- Requirement
Would you set down every entry shown below, precisely as written?

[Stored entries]
· · · · · · ·
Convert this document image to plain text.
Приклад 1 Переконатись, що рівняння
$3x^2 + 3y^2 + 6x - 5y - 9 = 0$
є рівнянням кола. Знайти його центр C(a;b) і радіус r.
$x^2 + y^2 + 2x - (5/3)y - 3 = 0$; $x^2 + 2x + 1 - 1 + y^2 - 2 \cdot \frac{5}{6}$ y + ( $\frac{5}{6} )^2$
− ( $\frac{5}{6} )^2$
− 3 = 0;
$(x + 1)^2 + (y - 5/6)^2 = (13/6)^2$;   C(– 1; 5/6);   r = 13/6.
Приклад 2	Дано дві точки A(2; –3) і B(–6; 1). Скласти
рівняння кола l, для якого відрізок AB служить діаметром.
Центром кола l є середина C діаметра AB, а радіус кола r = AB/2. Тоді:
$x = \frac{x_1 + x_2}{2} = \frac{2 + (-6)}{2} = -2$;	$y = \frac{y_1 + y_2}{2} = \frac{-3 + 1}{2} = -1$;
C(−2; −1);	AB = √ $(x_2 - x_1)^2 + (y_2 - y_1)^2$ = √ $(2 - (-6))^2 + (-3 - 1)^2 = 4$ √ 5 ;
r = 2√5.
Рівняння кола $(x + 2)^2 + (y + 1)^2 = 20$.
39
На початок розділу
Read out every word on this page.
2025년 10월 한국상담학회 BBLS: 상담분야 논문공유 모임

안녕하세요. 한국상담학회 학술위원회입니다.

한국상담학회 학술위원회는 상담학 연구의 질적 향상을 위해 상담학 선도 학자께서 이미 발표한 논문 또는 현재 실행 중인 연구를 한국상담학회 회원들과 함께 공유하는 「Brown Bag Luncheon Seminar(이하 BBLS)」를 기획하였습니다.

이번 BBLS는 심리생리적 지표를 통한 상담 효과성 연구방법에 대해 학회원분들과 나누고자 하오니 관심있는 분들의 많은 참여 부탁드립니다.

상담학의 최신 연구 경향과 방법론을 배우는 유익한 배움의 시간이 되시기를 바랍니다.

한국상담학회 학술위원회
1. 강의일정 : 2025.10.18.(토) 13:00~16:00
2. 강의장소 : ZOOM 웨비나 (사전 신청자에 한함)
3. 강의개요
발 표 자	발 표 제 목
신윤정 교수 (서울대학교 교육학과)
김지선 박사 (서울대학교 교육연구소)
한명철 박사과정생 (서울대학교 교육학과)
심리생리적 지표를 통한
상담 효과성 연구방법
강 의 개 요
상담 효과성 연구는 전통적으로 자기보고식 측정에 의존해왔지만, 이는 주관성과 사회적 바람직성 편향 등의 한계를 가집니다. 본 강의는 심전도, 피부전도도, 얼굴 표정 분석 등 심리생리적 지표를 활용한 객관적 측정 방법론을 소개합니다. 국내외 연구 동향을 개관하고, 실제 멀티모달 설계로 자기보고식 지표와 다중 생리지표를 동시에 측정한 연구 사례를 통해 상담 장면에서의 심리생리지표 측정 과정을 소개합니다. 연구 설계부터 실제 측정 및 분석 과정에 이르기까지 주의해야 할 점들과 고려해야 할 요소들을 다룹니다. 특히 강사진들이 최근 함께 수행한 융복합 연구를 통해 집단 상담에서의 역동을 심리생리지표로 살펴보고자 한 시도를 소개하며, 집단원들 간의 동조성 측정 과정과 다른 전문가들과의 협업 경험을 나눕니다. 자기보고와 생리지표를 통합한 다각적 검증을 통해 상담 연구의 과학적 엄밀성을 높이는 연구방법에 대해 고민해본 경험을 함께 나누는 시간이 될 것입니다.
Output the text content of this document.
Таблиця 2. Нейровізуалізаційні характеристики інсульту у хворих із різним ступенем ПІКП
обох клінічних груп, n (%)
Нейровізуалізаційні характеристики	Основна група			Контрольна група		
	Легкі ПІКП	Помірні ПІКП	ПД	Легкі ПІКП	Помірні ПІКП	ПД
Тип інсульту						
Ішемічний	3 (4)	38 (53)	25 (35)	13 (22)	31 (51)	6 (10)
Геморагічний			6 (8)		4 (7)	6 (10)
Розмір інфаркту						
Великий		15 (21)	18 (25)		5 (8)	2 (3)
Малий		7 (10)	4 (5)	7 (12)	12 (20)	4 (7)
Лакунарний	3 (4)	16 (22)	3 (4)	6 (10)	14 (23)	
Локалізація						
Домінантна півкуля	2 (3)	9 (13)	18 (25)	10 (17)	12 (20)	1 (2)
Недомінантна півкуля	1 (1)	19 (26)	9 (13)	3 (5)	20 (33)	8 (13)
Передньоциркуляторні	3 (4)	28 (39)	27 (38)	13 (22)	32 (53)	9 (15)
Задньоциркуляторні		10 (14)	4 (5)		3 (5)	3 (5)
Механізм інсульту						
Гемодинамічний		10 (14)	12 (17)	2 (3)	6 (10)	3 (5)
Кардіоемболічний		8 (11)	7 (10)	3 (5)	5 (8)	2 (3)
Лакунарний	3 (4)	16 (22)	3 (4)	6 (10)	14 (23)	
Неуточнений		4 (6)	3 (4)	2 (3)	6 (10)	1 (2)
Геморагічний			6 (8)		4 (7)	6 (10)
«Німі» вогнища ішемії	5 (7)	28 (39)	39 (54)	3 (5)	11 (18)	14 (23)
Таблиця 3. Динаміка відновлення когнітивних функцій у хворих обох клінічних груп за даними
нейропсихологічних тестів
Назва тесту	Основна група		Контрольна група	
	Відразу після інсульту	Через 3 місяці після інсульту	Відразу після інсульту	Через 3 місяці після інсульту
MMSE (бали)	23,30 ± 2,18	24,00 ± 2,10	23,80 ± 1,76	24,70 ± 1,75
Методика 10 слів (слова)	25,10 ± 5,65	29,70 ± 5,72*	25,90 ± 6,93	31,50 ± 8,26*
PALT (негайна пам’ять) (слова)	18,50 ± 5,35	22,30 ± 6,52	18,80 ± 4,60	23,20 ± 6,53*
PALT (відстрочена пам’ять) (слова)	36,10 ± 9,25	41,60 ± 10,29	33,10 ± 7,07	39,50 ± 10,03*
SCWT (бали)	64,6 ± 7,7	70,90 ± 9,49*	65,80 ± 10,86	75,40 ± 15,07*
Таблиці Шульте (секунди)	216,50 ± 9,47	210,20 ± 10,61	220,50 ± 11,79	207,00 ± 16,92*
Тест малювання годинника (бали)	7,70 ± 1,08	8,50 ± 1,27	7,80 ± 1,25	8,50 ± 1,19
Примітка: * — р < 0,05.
· · · · · · ·
- Response to the task
Convert this document image to plain text.
Приклад 1 Переконатись, що рівняння
$3x^2 + 3y^2 + 6x - 5y - 9 = 0$
є рівнянням кола. Знайти його центр C(a;b) і радіус r.
$x^2 + y^2 + 2x - (5/3)y - 3 = 0$; $x^2 + 2x + 1 - 1 + y^2 - 2 \cdot \frac{5}{6}$ y + ( $\frac{5}{6} )^2$
− ( $\frac{5}{6} )^2$
− 3 = 0;
$(x + 1)^2 + (y - 5/6)^2 = (13/6)^2$;   C(– 1; 5/6);   r = 13/6.
Приклад 2	Дано дві точки A(2; –3) і B(–6; 1). Скласти
рівняння кола l, для якого відрізок AB служить діаметром.
Центром кола l є середина C діаметра AB, а радіус кола r = AB/2. Тоді:
$x = \frac{x_1 + x_2}{2} = \frac{2 + (-6)}{2} = -2$;	$y = \frac{y_1 + y_2}{2} = \frac{-3 + 1}{2} = -1$;
C(−2; −1);	AB = √ $(x_2 - x_1)^2 + (y_2 - y_1)^2$ = √ $(2 - (-6))^2 + (-3 - 1)^2 = 4$ √ 5 ;
r = 2√5.
Рівняння кола $(x + 2)^2 + (y + 1)^2 = 20$.
39
На початок розділу
Read out every word on this page.
2025년 10월 한국상담학회 BBLS: 상담분야 논문공유 모임

안녕하세요. 한국상담학회 학술위원회입니다.

한국상담학회 학술위원회는 상담학 연구의 질적 향상을 위해 상담학 선도 학자께서 이미 발표한 논문 또는 현재 실행 중인 연구를 한국상담학회 회원들과 함께 공유하는 「Brown Bag Luncheon Seminar(이하 BBLS)」를 기획하였습니다.

이번 BBLS는 심리생리적 지표를 통한 상담 효과성 연구방법에 대해 학회원분들과 나누고자 하오니 관심있는 분들의 많은 참여 부탁드립니다.

상담학의 최신 연구 경향과 방법론을 배우는 유익한 배움의 시간이 되시기를 바랍니다.

한국상담학회 학술위원회
1. 강의일정 : 2025.10.18.(토) 13:00~16:00
2. 강의장소 : ZOOM 웨비나 (사전 신청자에 한함)
3. 강의개요
발 표 자	발 표 제 목
신윤정 교수 (서울대학교 교육학과)
김지선 박사 (서울대학교 교육연구소)
한명철 박사과정생 (서울대학교 교육학과)
심리생리적 지표를 통한
상담 효과성 연구방법
강 의 개 요
상담 효과성 연구는 전통적으로 자기보고식 측정에 의존해왔지만, 이는 주관성과 사회적 바람직성 편향 등의 한계를 가집니다. 본 강의는 심전도, 피부전도도, 얼굴 표정 분석 등 심리생리적 지표를 활용한 객관적 측정 방법론을 소개합니다. 국내외 연구 동향을 개관하고, 실제 멀티모달 설계로 자기보고식 지표와 다중 생리지표를 동시에 측정한 연구 사례를 통해 상담 장면에서의 심리생리지표 측정 과정을 소개합니다. 연구 설계부터 실제 측정 및 분석 과정에 이르기까지 주의해야 할 점들과 고려해야 할 요소들을 다룹니다. 특히 강사진들이 최근 함께 수행한 융복합 연구를 통해 집단 상담에서의 역동을 심리생리지표로 살펴보고자 한 시도를 소개하며, 집단원들 간의 동조성 측정 과정과 다른 전문가들과의 협업 경험을 나눕니다. 자기보고와 생리지표를 통합한 다각적 검증을 통해 상담 연구의 과학적 엄밀성을 높이는 연구방법에 대해 고민해본 경험을 함께 나누는 시간이 될 것입니다.
Output the text content of this document.
Таблиця 2. Нейровізуалізаційні характеристики інсульту у хворих із різним ступенем ПІКП
обох клінічних груп, n (%)
Нейровізуалізаційні характеристики	Основна група			Контрольна група		
	Легкі ПІКП	Помірні ПІКП	ПД	Легкі ПІКП	Помірні ПІКП	ПД
Тип інсульту						
Ішемічний	3 (4)	38 (53)	25 (35)	13 (22)	31 (51)	6 (10)
Геморагічний			6 (8)		4 (7)	6 (10)
Розмір інфаркту						
Великий		15 (21)	18 (25)		5 (8)	2 (3)
Малий		7 (10)	4 (5)	7 (12)	12 (20)	4 (7)
Лакунарний	3 (4)	16 (22)	3 (4)	6 (10)	14 (23)	
Локалізація						
Домінантна півкуля	2 (3)	9 (13)	18 (25)	10 (17)	12 (20)	1 (2)
Недомінантна півкуля	1 (1)	19 (26)	9 (13)	3 (5)	20 (33)	8 (13)
Передньоциркуляторні	3 (4)	28 (39)	27 (38)	13 (22)	32 (53)	9 (15)
Задньоциркуляторні		10 (14)	4 (5)		3 (5)	3 (5)
Механізм інсульту						
Гемодинамічний		10 (14)	12 (17)	2 (3)	6 (10)	3 (5)
Кардіоемболічний		8 (11)	7 (10)	3 (5)	5 (8)	2 (3)
Лакунарний	3 (4)	16 (22)	3 (4)	6 (10)	14 (23)	
Неуточнений		4 (6)	3 (4)	2 (3)	6 (10)	1 (2)
Геморагічний			6 (8)		4 (7)	6 (10)
«Німі» вогнища ішемії	5 (7)	28 (39)	39 (54)	3 (5)	11 (18)	14 (23)
Таблиця 3. Динаміка відновлення когнітивних функцій у хворих обох клінічних груп за даними
нейропсихологічних тестів
Назва тесту	Основна група		Контрольна група	
	Відразу після інсульту	Через 3 місяці після інсульту	Відразу після інсульту	Через 3 місяці після інсульту
MMSE (бали)	23,30 ± 2,18	24,00 ± 2,10	23,80 ± 1,76	24,70 ± 1,75
Методика 10 слів (слова)	25,10 ± 5,65	29,70 ± 5,72*	25,90 ± 6,93	31,50 ± 8,26*
PALT (негайна пам’ять) (слова)	18,50 ± 5,35	22,30 ± 6,52	18,80 ± 4,60	23,20 ± 6,53*
PALT (відстрочена пам’ять) (слова)	36,10 ± 9,25	41,60 ± 10,29	33,10 ± 7,07	39,50 ± 10,03*
SCWT (бали)	64,6 ± 7,7	70,90 ± 9,49*	65,80 ± 10,86	75,40 ± 15,07*
Таблиці Шульте (секунди)	216,50 ± 9,47	210,20 ± 10,61	220,50 ± 11,79	207,00 ± 16,92*
Тест малювання годинника (бали)	7,70 ± 1,08	8,50 ± 1,27	7,80 ± 1,25	8,50 ± 1,19
Примітка: * — р < 0,05.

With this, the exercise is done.